◆ Exercise directions: Images are excluded; otherwise, output every record exactly.

-- Data to use start --

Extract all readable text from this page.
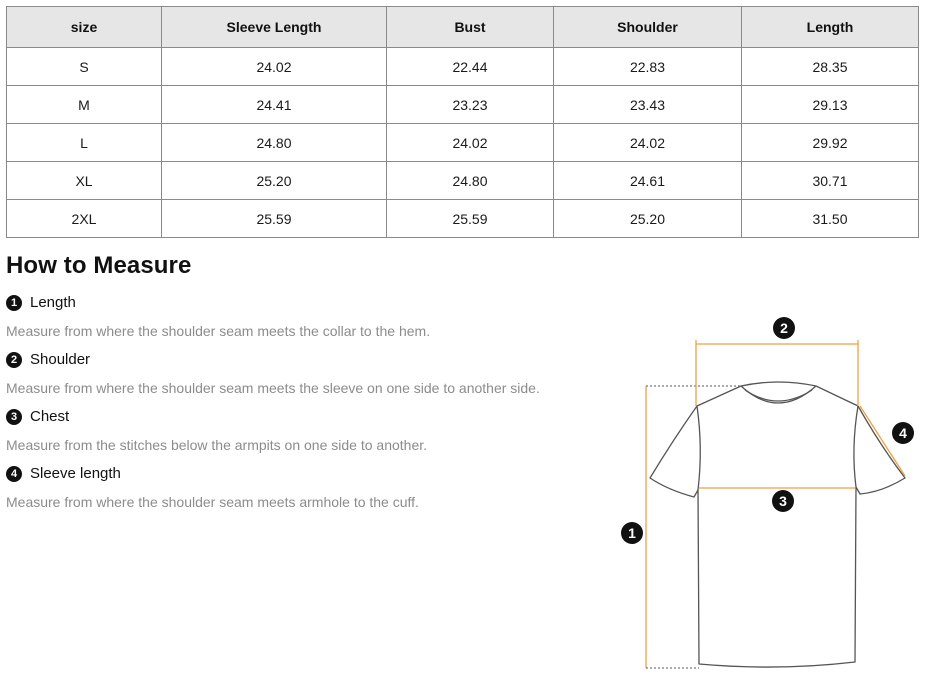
size	Sleeve Length	Bust	Shoulder	Length
S	24.02	22.44	22.83	28.35
M	24.41	23.23	23.43	29.13
L	24.80	24.02	24.02	29.92
XL	25.20	24.80	24.61	30.71
2XL	25.59	25.59	25.20	31.50
How to Measure
1 Length
Measure from where the shoulder seam meets the collar to the hem.
2 Shoulder
Measure from where the shoulder seam meets the sleeve on one side to another side.
3 Chest
Measure from the stitches below the armpits on one side to another.
4 Sleeve length
Measure from where the shoulder seam meets armhole to the cuff.
1
2
3
4
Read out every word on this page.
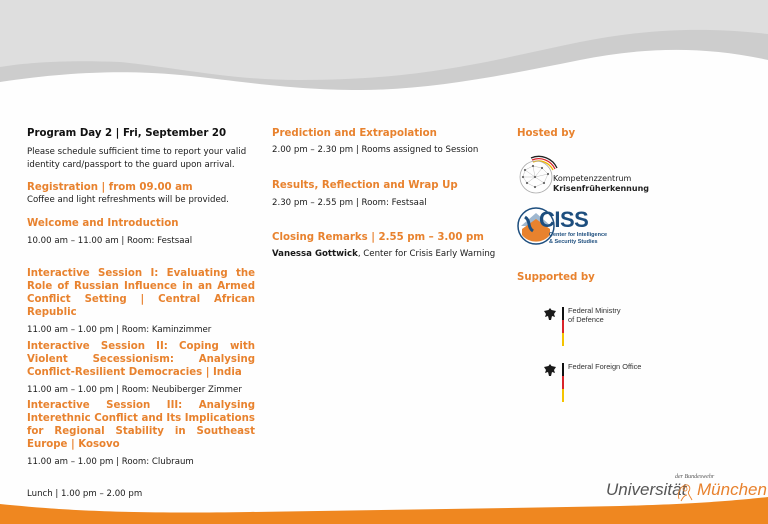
Program Day 2 | Fri, September 20
Please schedule sufficient time to report your valid identity card/passport to the guard upon arrival.
Registration | from 09.00 am
Coffee and light refreshments will be provided.
Welcome and Introduction
10.00 am – 11.00 am | Room: Festsaal
Interactive Session I: Evaluating the Role of Russian Influence in an Armed Conflict Setting | Central African Republic
11.00 am – 1.00 pm | Room: Kaminzimmer
Interactive Session II: Coping with Violent Secessionism: Analysing Conflict-Resilient Democracies | India
11.00 am – 1.00 pm | Room: Neubiberger Zimmer
Interactive Session III: Analysing Interethnic Conflict and Its Implications for Regional Stability in Southeast Europe | Kosovo
11.00 am – 1.00 pm | Room: Clubraum
Lunch | 1.00 pm – 2.00 pm
Prediction and Extrapolation
2.00 pm – 2.30 pm | Rooms assigned to Session
Results, Reflection and Wrap Up
2.30 pm – 2.55 pm | Room: Festsaal
Closing Remarks | 2.55 pm – 3.00 pm
Vanessa Gottwick, Center for Crisis Early Warning
Hosted by
Kompetenzzentrum
Krisenfrüherkennung
CISS
Center for Intelligence
& Security Studies
Supported by
Federal Ministry
of Defence
Federal Foreign Office
der Bundeswehr
Universität München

-- Data to use end --

◆ Complete response:
Extract all readable text from this page.
size	Sleeve Length	Bust	Shoulder	Length
S	24.02	22.44	22.83	28.35
M	24.41	23.23	23.43	29.13
L	24.80	24.02	24.02	29.92
XL	25.20	24.80	24.61	30.71
2XL	25.59	25.59	25.20	31.50
How to Measure
1 Length
Measure from where the shoulder seam meets the collar to the hem.
2 Shoulder
Measure from where the shoulder seam meets the sleeve on one side to another side.
3 Chest
Measure from the stitches below the armpits on one side to another.
4 Sleeve length
Measure from where the shoulder seam meets armhole to the cuff.
1
2
3
4
Read out every word on this page.
Program Day 2 | Fri, September 20
Please schedule sufficient time to report your valid identity card/passport to the guard upon arrival.
Registration | from 09.00 am
Coffee and light refreshments will be provided.
Welcome and Introduction
10.00 am – 11.00 am | Room: Festsaal
Interactive Session I: Evaluating the Role of Russian Influence in an Armed Conflict Setting | Central African Republic
11.00 am – 1.00 pm | Room: Kaminzimmer
Interactive Session II: Coping with Violent Secessionism: Analysing Conflict-Resilient Democracies | India
11.00 am – 1.00 pm | Room: Neubiberger Zimmer
Interactive Session III: Analysing Interethnic Conflict and Its Implications for Regional Stability in Southeast Europe | Kosovo
11.00 am – 1.00 pm | Room: Clubraum
Lunch | 1.00 pm – 2.00 pm
Prediction and Extrapolation
2.00 pm – 2.30 pm | Rooms assigned to Session
Results, Reflection and Wrap Up
2.30 pm – 2.55 pm | Room: Festsaal
Closing Remarks | 2.55 pm – 3.00 pm
Vanessa Gottwick, Center for Crisis Early Warning
Hosted by
Kompetenzzentrum
Krisenfrüherkennung
CISS
Center for Intelligence
& Security Studies
Supported by
Federal Ministry
of Defence
Federal Foreign Office
der Bundeswehr
Universität München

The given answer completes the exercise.